Recorded data:
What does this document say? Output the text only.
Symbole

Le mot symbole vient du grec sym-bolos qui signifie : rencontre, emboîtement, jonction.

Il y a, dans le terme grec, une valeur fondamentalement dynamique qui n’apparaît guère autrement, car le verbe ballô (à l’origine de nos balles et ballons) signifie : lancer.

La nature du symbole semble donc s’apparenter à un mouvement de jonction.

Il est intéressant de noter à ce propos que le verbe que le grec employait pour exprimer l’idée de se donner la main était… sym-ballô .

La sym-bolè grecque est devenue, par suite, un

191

▶ THE EXERCISE:
Make an exact copy of the records.

▶ WRITTEN ANSWER:
What does this document say? Output the text only.
Symbole

Le mot symbole vient du grec sym-bolos qui signifie : rencontre, emboîtement, jonction.

Il y a, dans le terme grec, une valeur fondamentalement dynamique qui n’apparaît guère autrement, car le verbe ballô (à l’origine de nos balles et ballons) signifie : lancer.

La nature du symbole semble donc s’apparenter à un mouvement de jonction.

Il est intéressant de noter à ce propos que le verbe que le grec employait pour exprimer l’idée de se donner la main était… sym-ballô .

La sym-bolè grecque est devenue, par suite, un

191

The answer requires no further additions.